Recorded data

-- start --

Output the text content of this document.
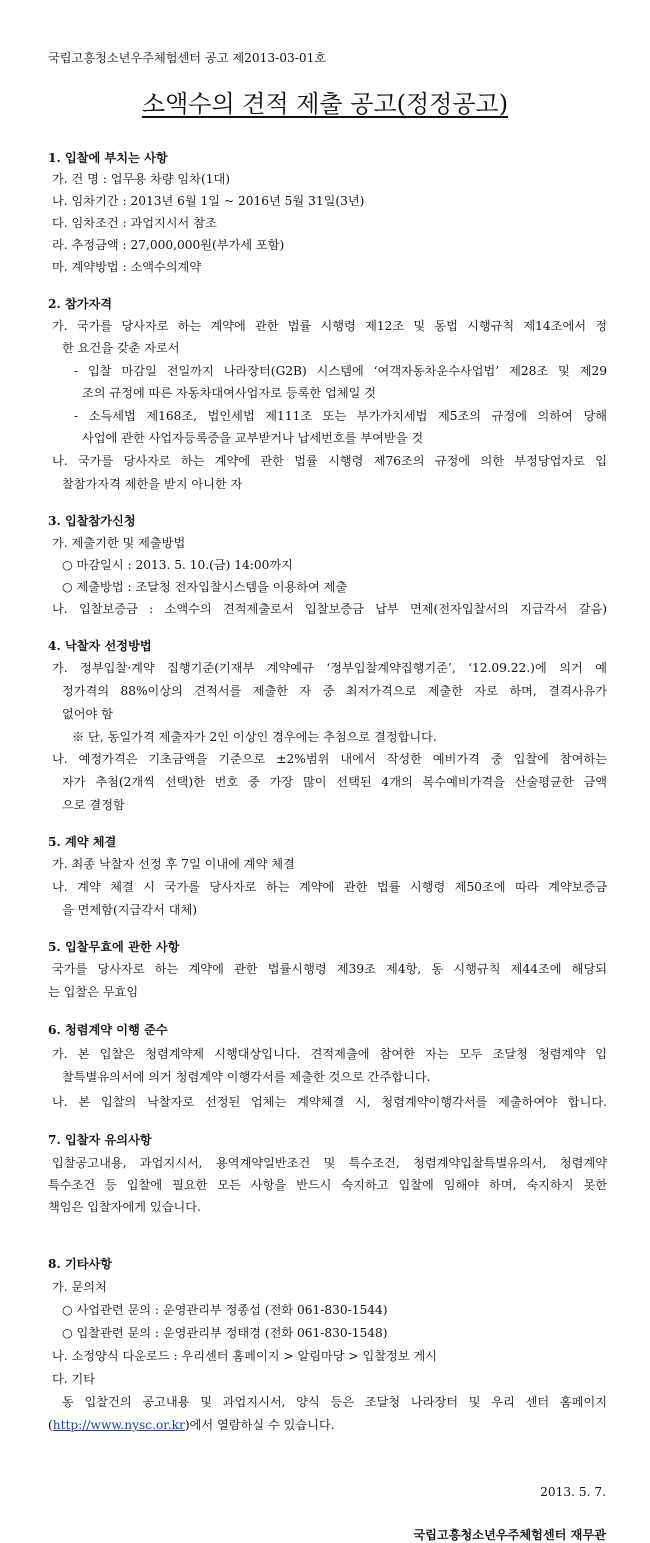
국립고흥청소년우주체험센터 공고 제2013-03-01호
소액수의 견적 제출 공고(정정공고)
1. 입찰에 부치는 사항
가. 건 명 : 업무용 차량 임차(1대)
나. 임차기간 : 2013년 6월 1일 ~ 2016년 5월 31일(3년)
다. 임차조건 : 과업지시서 참조
라. 추정금액 : 27,000,000원(부가세 포함)
마. 계약방법 : 소액수의계약
2. 참가자격
가. 국가를 당사자로 하는 계약에 관한 법률 시행령 제12조 및 동법 시행규칙 제14조에서 정
한 요건을 갖춘 자로서
- 입찰 마감일 전일까지 나라장터(G2B) 시스템에 ‘여객자동차운수사업법’ 제28조 및 제29
조의 규정에 따른 자동차대여사업자로 등록한 업체일 것
- 소득세법 제168조, 법인세법 제111조 또는 부가가치세법 제5조의 규정에 의하여 당해
사업에 관한 사업자등록증을 교부받거나 납세번호를 부여받을 것
나. 국가를 당사자로 하는 계약에 관한 법률 시행령 제76조의 규정에 의한 부정당업자로 입
찰참가자격 제한을 받지 아니한 자
3. 입찰참가신청
가. 제출기한 및 제출방법
○ 마감일시 : 2013. 5. 10.(금) 14:00까지
○ 제출방법 : 조달청 전자입찰시스템을 이용하여 제출
나. 입찰보증금 : 소액수의 견적제출로서 입찰보증금 납부 면제(전자입찰서의 지급각서 갈음)
4. 낙찰자 선정방법
가. 정부입찰·계약 집행기준(기재부 계약예규 ‘정부입찰계약집행기준’, ‘12.09.22.)에 의거 예
정가격의 88%이상의 견적서를 제출한 자 중 최저가격으로 제출한 자로 하며, 결격사유가
없어야 함
※ 단, 동일가격 제출자가 2인 이상인 경우에는 추첨으로 결정합니다.
나. 예정가격은 기초금액을 기준으로 ±2%범위 내에서 작성한 예비가격 중 입찰에 참여하는
자가 추첨(2개씩 선택)한 번호 중 가장 많이 선택된 4개의 복수예비가격을 산술평균한 금액
으로 결정함
5. 계약 체결
가. 최종 낙찰자 선정 후 7일 이내에 계약 체결
나. 계약 체결 시 국가를 당사자로 하는 계약에 관한 법률 시행령 제50조에 따라 계약보증금
을 면제함(지급각서 대체)
5. 입찰무효에 관한 사항
국가를 당사자로 하는 계약에 관한 법률시행령 제39조 제4항, 동 시행규칙 제44조에 해당되
는 입찰은 무효임
6. 청렴계약 이행 준수
가. 본 입찰은 청렴계약제 시행대상입니다. 견적제출에 참여한 자는 모두 조달청 청렴계약 입
찰특별유의서에 의거 청렴계약 이행각서를 제출한 것으로 간주합니다.
나. 본 입찰의 낙찰자로 선정된 업체는 계약체결 시, 청렴계약이행각서를 제출하여야 합니다.
7. 입찰자 유의사항
입찰공고내용, 과업지시서, 용역계약일반조건 및 특수조건, 청렴계약입찰특별유의서, 청렴계약
특수조건 등 입찰에 필요한 모든 사항을 반드시 숙지하고 입찰에 임해야 하며, 숙지하지 못한
책임은 입찰자에게 있습니다.
8. 기타사항
가. 문의처
○ 사업관련 문의 : 운영관리부 정종섭 (전화 061-830-1544)
○ 입찰관련 문의 : 운영관리부 정태경 (전화 061-830-1548)
나. 소정양식 다운로드 : 우리센터 홈페이지 > 알림마당 > 입찰정보 게시
다. 기타
동 입찰건의 공고내용 및 과업지시서, 양식 등은 조달청 나라장터 및 우리 센터 홈페이지
(http://www.nysc.or.kr)에서 열람하실 수 있습니다.
2013. 5. 7.
국립고흥청소년우주체험센터 재무관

-- end --

The listing above must be printed again exactly, minus its pictures.

Solution to the exercise:
Output the text content of this document.
국립고흥청소년우주체험센터 공고 제2013-03-01호
소액수의 견적 제출 공고(정정공고)
1. 입찰에 부치는 사항
가. 건 명 : 업무용 차량 임차(1대)
나. 임차기간 : 2013년 6월 1일 ~ 2016년 5월 31일(3년)
다. 임차조건 : 과업지시서 참조
라. 추정금액 : 27,000,000원(부가세 포함)
마. 계약방법 : 소액수의계약
2. 참가자격
가. 국가를 당사자로 하는 계약에 관한 법률 시행령 제12조 및 동법 시행규칙 제14조에서 정
한 요건을 갖춘 자로서
- 입찰 마감일 전일까지 나라장터(G2B) 시스템에 ‘여객자동차운수사업법’ 제28조 및 제29
조의 규정에 따른 자동차대여사업자로 등록한 업체일 것
- 소득세법 제168조, 법인세법 제111조 또는 부가가치세법 제5조의 규정에 의하여 당해
사업에 관한 사업자등록증을 교부받거나 납세번호를 부여받을 것
나. 국가를 당사자로 하는 계약에 관한 법률 시행령 제76조의 규정에 의한 부정당업자로 입
찰참가자격 제한을 받지 아니한 자
3. 입찰참가신청
가. 제출기한 및 제출방법
○ 마감일시 : 2013. 5. 10.(금) 14:00까지
○ 제출방법 : 조달청 전자입찰시스템을 이용하여 제출
나. 입찰보증금 : 소액수의 견적제출로서 입찰보증금 납부 면제(전자입찰서의 지급각서 갈음)
4. 낙찰자 선정방법
가. 정부입찰·계약 집행기준(기재부 계약예규 ‘정부입찰계약집행기준’, ‘12.09.22.)에 의거 예
정가격의 88%이상의 견적서를 제출한 자 중 최저가격으로 제출한 자로 하며, 결격사유가
없어야 함
※ 단, 동일가격 제출자가 2인 이상인 경우에는 추첨으로 결정합니다.
나. 예정가격은 기초금액을 기준으로 ±2%범위 내에서 작성한 예비가격 중 입찰에 참여하는
자가 추첨(2개씩 선택)한 번호 중 가장 많이 선택된 4개의 복수예비가격을 산술평균한 금액
으로 결정함
5. 계약 체결
가. 최종 낙찰자 선정 후 7일 이내에 계약 체결
나. 계약 체결 시 국가를 당사자로 하는 계약에 관한 법률 시행령 제50조에 따라 계약보증금
을 면제함(지급각서 대체)
5. 입찰무효에 관한 사항
국가를 당사자로 하는 계약에 관한 법률시행령 제39조 제4항, 동 시행규칙 제44조에 해당되
는 입찰은 무효임
6. 청렴계약 이행 준수
가. 본 입찰은 청렴계약제 시행대상입니다. 견적제출에 참여한 자는 모두 조달청 청렴계약 입
찰특별유의서에 의거 청렴계약 이행각서를 제출한 것으로 간주합니다.
나. 본 입찰의 낙찰자로 선정된 업체는 계약체결 시, 청렴계약이행각서를 제출하여야 합니다.
7. 입찰자 유의사항
입찰공고내용, 과업지시서, 용역계약일반조건 및 특수조건, 청렴계약입찰특별유의서, 청렴계약
특수조건 등 입찰에 필요한 모든 사항을 반드시 숙지하고 입찰에 임해야 하며, 숙지하지 못한
책임은 입찰자에게 있습니다.
8. 기타사항
가. 문의처
○ 사업관련 문의 : 운영관리부 정종섭 (전화 061-830-1544)
○ 입찰관련 문의 : 운영관리부 정태경 (전화 061-830-1548)
나. 소정양식 다운로드 : 우리센터 홈페이지 > 알림마당 > 입찰정보 게시
다. 기타
동 입찰건의 공고내용 및 과업지시서, 양식 등은 조달청 나라장터 및 우리 센터 홈페이지
(http://www.nysc.or.kr)에서 열람하실 수 있습니다.
2013. 5. 7.
국립고흥청소년우주체험센터 재무관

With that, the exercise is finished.